_Task directions_
Find the lines with the string "Motor" and return them.

_Listed records_

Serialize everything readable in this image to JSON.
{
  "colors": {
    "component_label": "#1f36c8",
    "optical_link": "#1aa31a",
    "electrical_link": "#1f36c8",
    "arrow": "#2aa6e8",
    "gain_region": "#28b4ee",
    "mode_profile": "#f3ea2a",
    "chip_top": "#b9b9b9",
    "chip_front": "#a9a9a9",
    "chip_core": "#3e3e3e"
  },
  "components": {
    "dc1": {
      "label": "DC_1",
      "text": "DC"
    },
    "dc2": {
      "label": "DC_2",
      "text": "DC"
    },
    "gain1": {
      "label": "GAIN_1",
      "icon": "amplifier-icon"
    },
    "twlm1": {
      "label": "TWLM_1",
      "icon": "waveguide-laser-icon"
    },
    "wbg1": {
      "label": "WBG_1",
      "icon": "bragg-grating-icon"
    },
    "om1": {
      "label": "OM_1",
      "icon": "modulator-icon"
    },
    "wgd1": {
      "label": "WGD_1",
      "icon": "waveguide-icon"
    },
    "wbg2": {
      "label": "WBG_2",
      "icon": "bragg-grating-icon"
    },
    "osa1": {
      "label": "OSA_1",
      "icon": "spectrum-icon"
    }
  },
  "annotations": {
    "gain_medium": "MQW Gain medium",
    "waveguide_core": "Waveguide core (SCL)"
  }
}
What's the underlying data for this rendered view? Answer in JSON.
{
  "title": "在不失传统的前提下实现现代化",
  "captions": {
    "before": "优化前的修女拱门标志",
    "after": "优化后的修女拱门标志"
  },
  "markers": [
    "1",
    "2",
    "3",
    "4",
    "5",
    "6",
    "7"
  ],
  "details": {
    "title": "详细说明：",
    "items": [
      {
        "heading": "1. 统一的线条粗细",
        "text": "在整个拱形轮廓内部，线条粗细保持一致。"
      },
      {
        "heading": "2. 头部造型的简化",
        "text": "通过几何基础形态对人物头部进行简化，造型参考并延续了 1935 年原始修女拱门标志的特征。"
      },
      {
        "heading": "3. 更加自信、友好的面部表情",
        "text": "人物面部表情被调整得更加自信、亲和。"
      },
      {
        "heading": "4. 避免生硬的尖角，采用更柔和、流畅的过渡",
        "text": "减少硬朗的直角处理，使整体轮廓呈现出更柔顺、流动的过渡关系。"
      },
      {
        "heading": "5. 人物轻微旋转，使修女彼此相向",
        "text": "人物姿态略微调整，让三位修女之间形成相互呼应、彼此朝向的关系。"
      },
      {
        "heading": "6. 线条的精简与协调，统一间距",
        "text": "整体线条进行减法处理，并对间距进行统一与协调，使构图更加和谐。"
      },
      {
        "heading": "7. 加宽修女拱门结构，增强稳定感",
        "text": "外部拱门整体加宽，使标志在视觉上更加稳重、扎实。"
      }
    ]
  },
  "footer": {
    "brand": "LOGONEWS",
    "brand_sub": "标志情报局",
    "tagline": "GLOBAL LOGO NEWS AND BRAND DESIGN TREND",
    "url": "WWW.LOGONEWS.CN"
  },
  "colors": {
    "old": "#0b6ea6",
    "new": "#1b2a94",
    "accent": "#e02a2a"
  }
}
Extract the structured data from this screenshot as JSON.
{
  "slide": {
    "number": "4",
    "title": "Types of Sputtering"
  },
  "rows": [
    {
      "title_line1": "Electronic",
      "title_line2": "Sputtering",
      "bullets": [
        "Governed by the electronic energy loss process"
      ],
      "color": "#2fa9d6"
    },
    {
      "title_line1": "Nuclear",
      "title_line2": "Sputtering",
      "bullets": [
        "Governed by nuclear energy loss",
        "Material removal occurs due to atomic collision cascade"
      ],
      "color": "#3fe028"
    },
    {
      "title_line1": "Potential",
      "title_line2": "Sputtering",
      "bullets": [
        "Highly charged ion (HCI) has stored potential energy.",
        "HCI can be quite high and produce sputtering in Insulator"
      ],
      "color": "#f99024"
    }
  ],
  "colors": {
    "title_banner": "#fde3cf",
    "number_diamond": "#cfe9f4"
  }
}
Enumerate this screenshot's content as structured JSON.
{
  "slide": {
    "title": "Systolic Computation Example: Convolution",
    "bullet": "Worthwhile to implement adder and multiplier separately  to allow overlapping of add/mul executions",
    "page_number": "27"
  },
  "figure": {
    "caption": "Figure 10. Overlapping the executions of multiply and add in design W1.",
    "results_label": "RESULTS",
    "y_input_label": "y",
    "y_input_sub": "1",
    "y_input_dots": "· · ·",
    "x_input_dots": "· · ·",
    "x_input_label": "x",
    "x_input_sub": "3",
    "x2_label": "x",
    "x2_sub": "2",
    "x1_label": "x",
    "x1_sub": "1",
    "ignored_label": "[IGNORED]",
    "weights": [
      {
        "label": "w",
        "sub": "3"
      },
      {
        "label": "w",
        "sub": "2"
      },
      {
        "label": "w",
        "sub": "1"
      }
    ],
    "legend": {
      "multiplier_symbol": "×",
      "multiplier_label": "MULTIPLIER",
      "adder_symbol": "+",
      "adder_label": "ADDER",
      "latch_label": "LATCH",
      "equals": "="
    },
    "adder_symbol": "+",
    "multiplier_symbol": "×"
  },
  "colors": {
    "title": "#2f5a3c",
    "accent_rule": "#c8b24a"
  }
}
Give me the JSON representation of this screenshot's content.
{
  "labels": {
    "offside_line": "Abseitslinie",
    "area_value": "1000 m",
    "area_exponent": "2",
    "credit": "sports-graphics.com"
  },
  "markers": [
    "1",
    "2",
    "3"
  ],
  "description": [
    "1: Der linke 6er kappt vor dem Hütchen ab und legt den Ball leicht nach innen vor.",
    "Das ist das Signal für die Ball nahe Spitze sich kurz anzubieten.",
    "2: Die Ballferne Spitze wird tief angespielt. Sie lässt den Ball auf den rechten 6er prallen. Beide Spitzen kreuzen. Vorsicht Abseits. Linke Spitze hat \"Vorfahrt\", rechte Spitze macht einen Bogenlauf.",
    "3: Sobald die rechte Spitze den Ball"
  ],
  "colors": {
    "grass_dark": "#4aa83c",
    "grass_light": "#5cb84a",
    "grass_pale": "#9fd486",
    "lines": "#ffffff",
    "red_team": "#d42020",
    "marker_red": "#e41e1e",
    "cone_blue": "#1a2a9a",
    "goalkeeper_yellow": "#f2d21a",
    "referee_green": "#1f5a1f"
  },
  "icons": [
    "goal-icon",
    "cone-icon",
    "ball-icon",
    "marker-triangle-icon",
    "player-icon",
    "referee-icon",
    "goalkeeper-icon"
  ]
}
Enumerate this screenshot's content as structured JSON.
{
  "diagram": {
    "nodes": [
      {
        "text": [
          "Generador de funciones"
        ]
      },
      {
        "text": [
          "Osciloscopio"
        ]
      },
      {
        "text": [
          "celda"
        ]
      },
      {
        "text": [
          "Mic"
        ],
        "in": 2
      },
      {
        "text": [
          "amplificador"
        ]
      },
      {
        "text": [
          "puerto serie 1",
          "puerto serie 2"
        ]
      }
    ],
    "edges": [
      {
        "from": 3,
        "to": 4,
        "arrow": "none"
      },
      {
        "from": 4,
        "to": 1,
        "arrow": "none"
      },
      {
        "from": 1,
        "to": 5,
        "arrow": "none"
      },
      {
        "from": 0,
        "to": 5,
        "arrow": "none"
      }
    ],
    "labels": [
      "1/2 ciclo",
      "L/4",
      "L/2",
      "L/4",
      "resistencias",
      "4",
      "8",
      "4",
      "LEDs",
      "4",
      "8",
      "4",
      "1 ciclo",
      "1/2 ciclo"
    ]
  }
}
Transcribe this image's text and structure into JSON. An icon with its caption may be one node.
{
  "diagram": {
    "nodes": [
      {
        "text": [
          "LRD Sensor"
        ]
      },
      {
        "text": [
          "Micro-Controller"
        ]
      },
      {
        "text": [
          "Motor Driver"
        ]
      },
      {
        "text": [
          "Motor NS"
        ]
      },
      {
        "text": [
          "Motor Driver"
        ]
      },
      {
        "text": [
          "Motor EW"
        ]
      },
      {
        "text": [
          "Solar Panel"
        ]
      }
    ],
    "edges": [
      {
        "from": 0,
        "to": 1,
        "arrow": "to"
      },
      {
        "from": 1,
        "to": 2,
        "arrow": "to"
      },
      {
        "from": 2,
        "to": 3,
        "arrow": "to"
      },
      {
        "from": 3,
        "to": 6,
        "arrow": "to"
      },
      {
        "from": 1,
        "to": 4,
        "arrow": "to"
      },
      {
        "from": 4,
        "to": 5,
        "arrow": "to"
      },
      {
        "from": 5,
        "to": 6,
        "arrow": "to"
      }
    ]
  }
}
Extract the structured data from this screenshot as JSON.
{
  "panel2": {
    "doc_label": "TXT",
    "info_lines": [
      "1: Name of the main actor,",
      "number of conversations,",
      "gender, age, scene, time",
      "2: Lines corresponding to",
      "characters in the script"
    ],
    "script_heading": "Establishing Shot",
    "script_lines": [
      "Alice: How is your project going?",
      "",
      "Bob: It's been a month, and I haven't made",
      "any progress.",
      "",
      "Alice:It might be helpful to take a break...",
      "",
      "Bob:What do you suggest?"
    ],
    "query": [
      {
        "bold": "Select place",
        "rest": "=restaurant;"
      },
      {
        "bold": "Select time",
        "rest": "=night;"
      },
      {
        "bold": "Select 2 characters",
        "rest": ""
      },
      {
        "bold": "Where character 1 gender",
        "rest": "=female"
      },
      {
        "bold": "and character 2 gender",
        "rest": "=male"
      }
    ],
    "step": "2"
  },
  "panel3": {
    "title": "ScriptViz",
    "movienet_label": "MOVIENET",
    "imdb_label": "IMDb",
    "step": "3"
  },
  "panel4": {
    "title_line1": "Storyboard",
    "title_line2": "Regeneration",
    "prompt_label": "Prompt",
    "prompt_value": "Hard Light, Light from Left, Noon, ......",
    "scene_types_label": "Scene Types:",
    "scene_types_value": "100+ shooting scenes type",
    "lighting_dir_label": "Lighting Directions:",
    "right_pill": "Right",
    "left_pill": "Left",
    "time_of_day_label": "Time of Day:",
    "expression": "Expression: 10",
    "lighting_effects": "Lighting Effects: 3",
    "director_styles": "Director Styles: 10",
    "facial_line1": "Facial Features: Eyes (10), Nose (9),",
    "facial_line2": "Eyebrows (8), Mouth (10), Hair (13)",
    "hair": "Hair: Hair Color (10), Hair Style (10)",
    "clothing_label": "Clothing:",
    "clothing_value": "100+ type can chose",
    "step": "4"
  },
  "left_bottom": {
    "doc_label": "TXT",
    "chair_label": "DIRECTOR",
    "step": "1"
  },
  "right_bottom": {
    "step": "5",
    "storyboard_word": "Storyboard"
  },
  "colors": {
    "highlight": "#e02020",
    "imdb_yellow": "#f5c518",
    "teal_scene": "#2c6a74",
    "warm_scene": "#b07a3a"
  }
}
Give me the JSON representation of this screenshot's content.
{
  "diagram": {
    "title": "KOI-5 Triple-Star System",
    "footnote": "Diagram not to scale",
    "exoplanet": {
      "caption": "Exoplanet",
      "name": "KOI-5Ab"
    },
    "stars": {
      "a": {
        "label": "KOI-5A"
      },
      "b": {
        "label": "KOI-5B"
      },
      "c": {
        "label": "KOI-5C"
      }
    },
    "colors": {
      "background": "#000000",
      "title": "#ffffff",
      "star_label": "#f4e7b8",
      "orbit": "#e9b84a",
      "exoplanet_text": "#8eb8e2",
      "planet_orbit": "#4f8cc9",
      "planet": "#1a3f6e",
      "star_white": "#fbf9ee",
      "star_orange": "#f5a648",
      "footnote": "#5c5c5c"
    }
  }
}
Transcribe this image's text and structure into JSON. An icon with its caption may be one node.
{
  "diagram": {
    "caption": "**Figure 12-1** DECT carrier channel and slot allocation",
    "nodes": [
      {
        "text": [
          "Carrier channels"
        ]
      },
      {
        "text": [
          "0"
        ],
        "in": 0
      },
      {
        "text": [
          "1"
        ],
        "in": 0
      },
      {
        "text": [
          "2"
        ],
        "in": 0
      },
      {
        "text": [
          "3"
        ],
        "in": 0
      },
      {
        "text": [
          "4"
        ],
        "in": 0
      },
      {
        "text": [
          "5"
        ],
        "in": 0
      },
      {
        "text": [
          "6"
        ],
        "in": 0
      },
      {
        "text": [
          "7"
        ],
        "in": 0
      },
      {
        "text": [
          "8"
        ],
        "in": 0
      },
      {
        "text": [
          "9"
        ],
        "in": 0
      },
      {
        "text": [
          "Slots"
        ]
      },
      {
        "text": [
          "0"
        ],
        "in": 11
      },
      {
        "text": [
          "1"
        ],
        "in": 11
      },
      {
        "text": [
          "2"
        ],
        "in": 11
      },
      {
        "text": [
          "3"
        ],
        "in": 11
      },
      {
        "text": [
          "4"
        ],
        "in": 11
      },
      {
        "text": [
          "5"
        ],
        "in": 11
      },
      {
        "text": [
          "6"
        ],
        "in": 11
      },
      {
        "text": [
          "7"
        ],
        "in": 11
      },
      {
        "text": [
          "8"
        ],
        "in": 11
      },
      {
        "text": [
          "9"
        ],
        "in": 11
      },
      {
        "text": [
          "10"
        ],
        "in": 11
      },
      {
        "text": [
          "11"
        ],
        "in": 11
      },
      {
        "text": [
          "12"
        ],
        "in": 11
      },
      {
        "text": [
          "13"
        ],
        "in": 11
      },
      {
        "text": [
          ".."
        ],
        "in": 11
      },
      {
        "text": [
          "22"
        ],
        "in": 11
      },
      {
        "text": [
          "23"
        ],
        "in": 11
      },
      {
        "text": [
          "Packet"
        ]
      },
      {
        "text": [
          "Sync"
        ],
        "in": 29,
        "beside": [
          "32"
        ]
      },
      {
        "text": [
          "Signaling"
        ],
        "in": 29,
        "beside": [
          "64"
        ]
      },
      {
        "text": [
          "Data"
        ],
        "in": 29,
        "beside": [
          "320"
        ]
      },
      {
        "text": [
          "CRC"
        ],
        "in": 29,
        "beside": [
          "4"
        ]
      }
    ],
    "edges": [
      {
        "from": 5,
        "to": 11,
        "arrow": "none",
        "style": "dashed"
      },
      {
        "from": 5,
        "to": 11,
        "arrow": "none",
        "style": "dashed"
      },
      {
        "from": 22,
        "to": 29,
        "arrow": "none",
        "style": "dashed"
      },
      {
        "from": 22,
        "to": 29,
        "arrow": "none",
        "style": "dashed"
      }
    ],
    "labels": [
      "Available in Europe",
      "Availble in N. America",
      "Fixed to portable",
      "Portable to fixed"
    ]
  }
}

_Solution for this task_
          "Motor Driver"
          "Motor NS"
          "Motor Driver"
          "Motor EW"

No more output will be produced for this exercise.